- **Short task**:
The entries below contain pictures. Retype everything except those pictures, exactly as given.

* Begin Records to process *

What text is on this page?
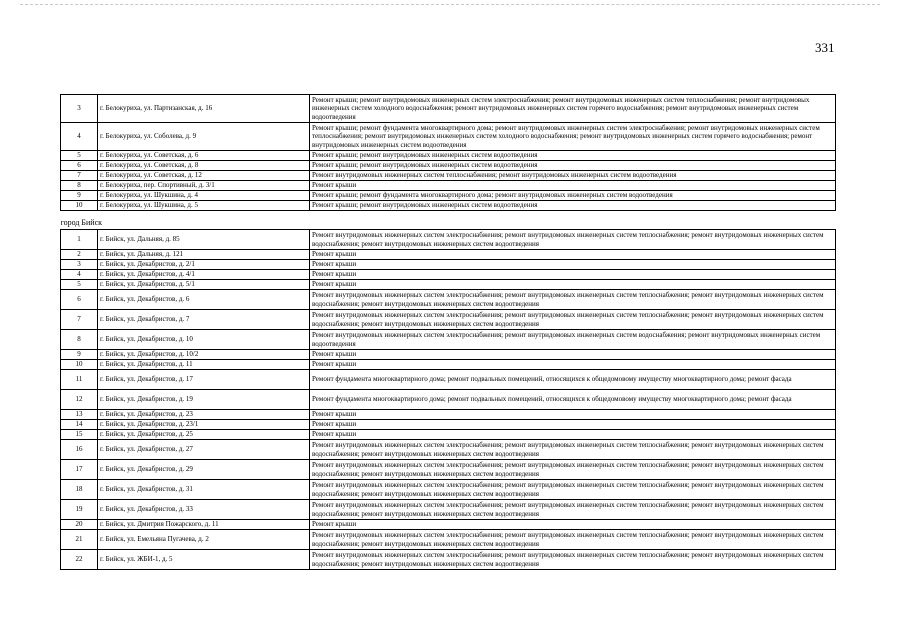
331
3	г. Белокуриха, ул. Партизанская, д. 16	Ремонт крыши; ремонт внутридомовых инженерных систем электроснабжения; ремонт внутридомовых инженерных систем теплоснабжения; ремонт внутридомовых инженерных систем холодного водоснабжения; ремонт внутридомовых инженерных систем горячего водоснабжения; ремонт внутридомовых инженерных систем водоотведения
4	г. Белокуриха, ул. Соболева, д. 9	Ремонт крыши; ремонт фундамента многоквартирного дома; ремонт внутридомовых инженерных систем электроснабжения; ремонт внутридомовых инженерных систем теплоснабжения; ремонт внутридомовых инженерных систем холодного водоснабжения; ремонт внутридомовых инженерных систем горячего водоснабжения; ремонт внутридомовых инженерных систем водоотведения
5	г. Белокуриха, ул. Советская, д. 6	Ремонт крыши; ремонт внутридомовых инженерных систем водоотведения
6	г. Белокуриха, ул. Советская, д. 8	Ремонт крыши; ремонт внутридомовых инженерных систем водоотведения
7	г. Белокуриха, ул. Советская, д. 12	Ремонт внутридомовых инженерных систем теплоснабжения; ремонт внутридомовых инженерных систем водоотведения
8	г. Белокуриха, пер. Спортивный, д. 3/1	Ремонт крыши
9	г. Белокуриха, ул. Шукшина, д. 4	Ремонт крыши; ремонт фундамента многоквартирного дома; ремонт внутридомовых инженерных систем водоотведения
10	г. Белокуриха, ул. Шукшина, д. 5	Ремонт крыши; ремонт внутридомовых инженерных систем водоотведения
город Бийск		
1	г. Бийск, ул. Дальняя, д. 85	Ремонт внутридомовых инженерных систем электроснабжения; ремонт внутридомовых инженерных систем теплоснабжения; ремонт внутридомовых инженерных систем водоснабжения; ремонт внутридомовых инженерных систем водоотведения
2	г. Бийск, ул. Дальняя, д. 121	Ремонт крыши
3	г. Бийск, ул. Декабристов, д. 2/1	Ремонт крыши
4	г. Бийск, ул. Декабристов, д. 4/1	Ремонт крыши
5	г. Бийск, ул. Декабристов, д. 5/1	Ремонт крыши
6	г. Бийск, ул. Декабристов, д. 6	Ремонт внутридомовых инженерных систем электроснабжения; ремонт внутридомовых инженерных систем теплоснабжения; ремонт внутридомовых инженерных систем водоснабжения; ремонт внутридомовых инженерных систем водоотведения
7	г. Бийск, ул. Декабристов, д. 7	Ремонт внутридомовых инженерных систем электроснабжения; ремонт внутридомовых инженерных систем теплоснабжения; ремонт внутридомовых инженерных систем водоснабжения; ремонт внутридомовых инженерных систем водоотведения
8	г. Бийск, ул. Декабристов, д. 10	Ремонт внутридомовых инженерных систем электроснабжения; ремонт внутридомовых инженерных систем водоснабжения; ремонт внутридомовых инженерных систем водоотведения
9	г. Бийск, ул. Декабристов, д. 10/2	Ремонт крыши
10	г. Бийск, ул. Декабристов, д. 11	Ремонт крыши
11	г. Бийск, ул. Декабристов, д. 17	Ремонт фундамента многоквартирного дома; ремонт подвальных помещений, относящихся к общедомовому имуществу многоквартирного дома; ремонт фасада
12	г. Бийск, ул. Декабристов, д. 19	Ремонт фундамента многоквартирного дома; ремонт подвальных помещений, относящихся к общедомовому имуществу многоквартирного дома; ремонт фасада
13	г. Бийск, ул. Декабристов, д. 23	Ремонт крыши
14	г. Бийск, ул. Декабристов, д. 23/1	Ремонт крыши
15	г. Бийск, ул. Декабристов, д. 25	Ремонт крыши
16	г. Бийск, ул. Декабристов, д. 27	Ремонт внутридомовых инженерных систем электроснабжения; ремонт внутридомовых инженерных систем теплоснабжения; ремонт внутридомовых инженерных систем водоснабжения; ремонт внутридомовых инженерных систем водоотведения
17	г. Бийск, ул. Декабристов, д. 29	Ремонт внутридомовых инженерных систем электроснабжения; ремонт внутридомовых инженерных систем теплоснабжения; ремонт внутридомовых инженерных систем водоснабжения; ремонт внутридомовых инженерных систем водоотведения
18	г. Бийск, ул. Декабристов, д. 31	Ремонт внутридомовых инженерных систем электроснабжения; ремонт внутридомовых инженерных систем теплоснабжения; ремонт внутридомовых инженерных систем водоснабжения; ремонт внутридомовых инженерных систем водоотведения
19	г. Бийск, ул. Декабристов, д. 33	Ремонт внутридомовых инженерных систем электроснабжения; ремонт внутридомовых инженерных систем теплоснабжения; ремонт внутридомовых инженерных систем водоснабжения; ремонт внутридомовых инженерных систем водоотведения
20	г. Бийск, ул. Дмитрия Пожарского, д. 11	Ремонт крыши
21	г. Бийск, ул. Емельяна Пугачева, д. 2	Ремонт внутридомовых инженерных систем электроснабжения; ремонт внутридомовых инженерных систем теплоснабжения; ремонт внутридомовых инженерных систем водоснабжения; ремонт внутридомовых инженерных систем водоотведения
22	г. Бийск, ул. ЖБИ-1, д. 5	Ремонт внутридомовых инженерных систем электроснабжения; ремонт внутридомовых инженерных систем теплоснабжения; ремонт внутридомовых инженерных систем водоснабжения; ремонт внутридомовых инженерных систем водоотведения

* End Records to process *

- **Solved problem**:
What text is on this page?
331
3	г. Белокуриха, ул. Партизанская, д. 16	Ремонт крыши; ремонт внутридомовых инженерных систем электроснабжения; ремонт внутридомовых инженерных систем теплоснабжения; ремонт внутридомовых инженерных систем холодного водоснабжения; ремонт внутридомовых инженерных систем горячего водоснабжения; ремонт внутридомовых инженерных систем водоотведения
4	г. Белокуриха, ул. Соболева, д. 9	Ремонт крыши; ремонт фундамента многоквартирного дома; ремонт внутридомовых инженерных систем электроснабжения; ремонт внутридомовых инженерных систем теплоснабжения; ремонт внутридомовых инженерных систем холодного водоснабжения; ремонт внутридомовых инженерных систем горячего водоснабжения; ремонт внутридомовых инженерных систем водоотведения
5	г. Белокуриха, ул. Советская, д. 6	Ремонт крыши; ремонт внутридомовых инженерных систем водоотведения
6	г. Белокуриха, ул. Советская, д. 8	Ремонт крыши; ремонт внутридомовых инженерных систем водоотведения
7	г. Белокуриха, ул. Советская, д. 12	Ремонт внутридомовых инженерных систем теплоснабжения; ремонт внутридомовых инженерных систем водоотведения
8	г. Белокуриха, пер. Спортивный, д. 3/1	Ремонт крыши
9	г. Белокуриха, ул. Шукшина, д. 4	Ремонт крыши; ремонт фундамента многоквартирного дома; ремонт внутридомовых инженерных систем водоотведения
10	г. Белокуриха, ул. Шукшина, д. 5	Ремонт крыши; ремонт внутридомовых инженерных систем водоотведения
город Бийск		
1	г. Бийск, ул. Дальняя, д. 85	Ремонт внутридомовых инженерных систем электроснабжения; ремонт внутридомовых инженерных систем теплоснабжения; ремонт внутридомовых инженерных систем водоснабжения; ремонт внутридомовых инженерных систем водоотведения
2	г. Бийск, ул. Дальняя, д. 121	Ремонт крыши
3	г. Бийск, ул. Декабристов, д. 2/1	Ремонт крыши
4	г. Бийск, ул. Декабристов, д. 4/1	Ремонт крыши
5	г. Бийск, ул. Декабристов, д. 5/1	Ремонт крыши
6	г. Бийск, ул. Декабристов, д. 6	Ремонт внутридомовых инженерных систем электроснабжения; ремонт внутридомовых инженерных систем теплоснабжения; ремонт внутридомовых инженерных систем водоснабжения; ремонт внутридомовых инженерных систем водоотведения
7	г. Бийск, ул. Декабристов, д. 7	Ремонт внутридомовых инженерных систем электроснабжения; ремонт внутридомовых инженерных систем теплоснабжения; ремонт внутридомовых инженерных систем водоснабжения; ремонт внутридомовых инженерных систем водоотведения
8	г. Бийск, ул. Декабристов, д. 10	Ремонт внутридомовых инженерных систем электроснабжения; ремонт внутридомовых инженерных систем водоснабжения; ремонт внутридомовых инженерных систем водоотведения
9	г. Бийск, ул. Декабристов, д. 10/2	Ремонт крыши
10	г. Бийск, ул. Декабристов, д. 11	Ремонт крыши
11	г. Бийск, ул. Декабристов, д. 17	Ремонт фундамента многоквартирного дома; ремонт подвальных помещений, относящихся к общедомовому имуществу многоквартирного дома; ремонт фасада
12	г. Бийск, ул. Декабристов, д. 19	Ремонт фундамента многоквартирного дома; ремонт подвальных помещений, относящихся к общедомовому имуществу многоквартирного дома; ремонт фасада
13	г. Бийск, ул. Декабристов, д. 23	Ремонт крыши
14	г. Бийск, ул. Декабристов, д. 23/1	Ремонт крыши
15	г. Бийск, ул. Декабристов, д. 25	Ремонт крыши
16	г. Бийск, ул. Декабристов, д. 27	Ремонт внутридомовых инженерных систем электроснабжения; ремонт внутридомовых инженерных систем теплоснабжения; ремонт внутридомовых инженерных систем водоснабжения; ремонт внутридомовых инженерных систем водоотведения
17	г. Бийск, ул. Декабристов, д. 29	Ремонт внутридомовых инженерных систем электроснабжения; ремонт внутридомовых инженерных систем теплоснабжения; ремонт внутридомовых инженерных систем водоснабжения; ремонт внутридомовых инженерных систем водоотведения
18	г. Бийск, ул. Декабристов, д. 31	Ремонт внутридомовых инженерных систем электроснабжения; ремонт внутридомовых инженерных систем теплоснабжения; ремонт внутридомовых инженерных систем водоснабжения; ремонт внутридомовых инженерных систем водоотведения
19	г. Бийск, ул. Декабристов, д. 33	Ремонт внутридомовых инженерных систем электроснабжения; ремонт внутридомовых инженерных систем теплоснабжения; ремонт внутридомовых инженерных систем водоснабжения; ремонт внутридомовых инженерных систем водоотведения
20	г. Бийск, ул. Дмитрия Пожарского, д. 11	Ремонт крыши
21	г. Бийск, ул. Емельяна Пугачева, д. 2	Ремонт внутридомовых инженерных систем электроснабжения; ремонт внутридомовых инженерных систем теплоснабжения; ремонт внутридомовых инженерных систем водоснабжения; ремонт внутридомовых инженерных систем водоотведения
22	г. Бийск, ул. ЖБИ-1, д. 5	Ремонт внутридомовых инженерных систем электроснабжения; ремонт внутридомовых инженерных систем теплоснабжения; ремонт внутридомовых инженерных систем водоснабжения; ремонт внутридомовых инженерных систем водоотведения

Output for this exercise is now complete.